--- Task material ---

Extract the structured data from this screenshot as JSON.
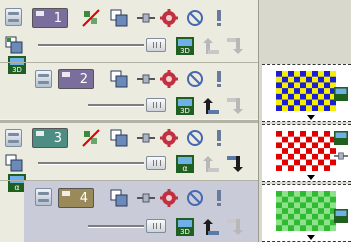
{
  "layers": [
    {
      "name": "1",
      "color": "#7a6e9c"
    },
    {
      "name": "2",
      "color": "#7a6e9c"
    },
    {
      "name": "3",
      "color": "#4e8d84"
    },
    {
      "name": "4",
      "color": "#9a8a5a"
    }
  ],
  "thumbnails": [
    {
      "colors": [
        "#1d1dd8",
        "#f5f000"
      ]
    },
    {
      "colors": [
        "#e00000",
        "#ffffff"
      ]
    },
    {
      "colors": [
        "#2fba2f",
        "#8ee28e"
      ]
    }
  ],
  "icons": {
    "info": "!",
    "ban": "⊘"
  },
  "badges": {
    "threeD": "3D",
    "alpha": "α"
  }
}
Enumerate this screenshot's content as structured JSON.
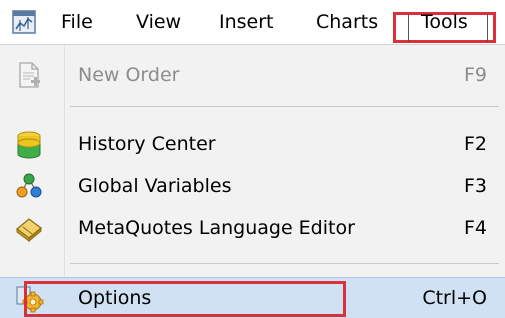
{
  "menubar": {
    "items": [
      {
        "label": "File"
      },
      {
        "label": "View"
      },
      {
        "label": "Insert"
      },
      {
        "label": "Charts"
      },
      {
        "label": "Tools"
      }
    ]
  },
  "dropdown": {
    "items": [
      {
        "label": "New Order",
        "shortcut": "F9",
        "icon": "new-order-icon",
        "disabled": true
      },
      {
        "label": "History Center",
        "shortcut": "F2",
        "icon": "history-center-icon",
        "disabled": false
      },
      {
        "label": "Global Variables",
        "shortcut": "F3",
        "icon": "global-variables-icon",
        "disabled": false
      },
      {
        "label": "MetaQuotes Language Editor",
        "shortcut": "F4",
        "icon": "metaquotes-editor-icon",
        "disabled": false
      },
      {
        "label": "Options",
        "shortcut": "Ctrl+O",
        "icon": "options-gear-icon",
        "disabled": false,
        "highlighted": true
      }
    ]
  },
  "colors": {
    "highlight_box": "#d9303a",
    "selection_bg": "#cfe1f3",
    "disabled_text": "#8c8c8c"
  }
}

---

### Problem
Identify the lines in the entries above that contain "this", then copy them out.

### Result of the exercise
Extract the structured data from this screenshot as JSON.
Enumerate this screenshot's content as structured JSON.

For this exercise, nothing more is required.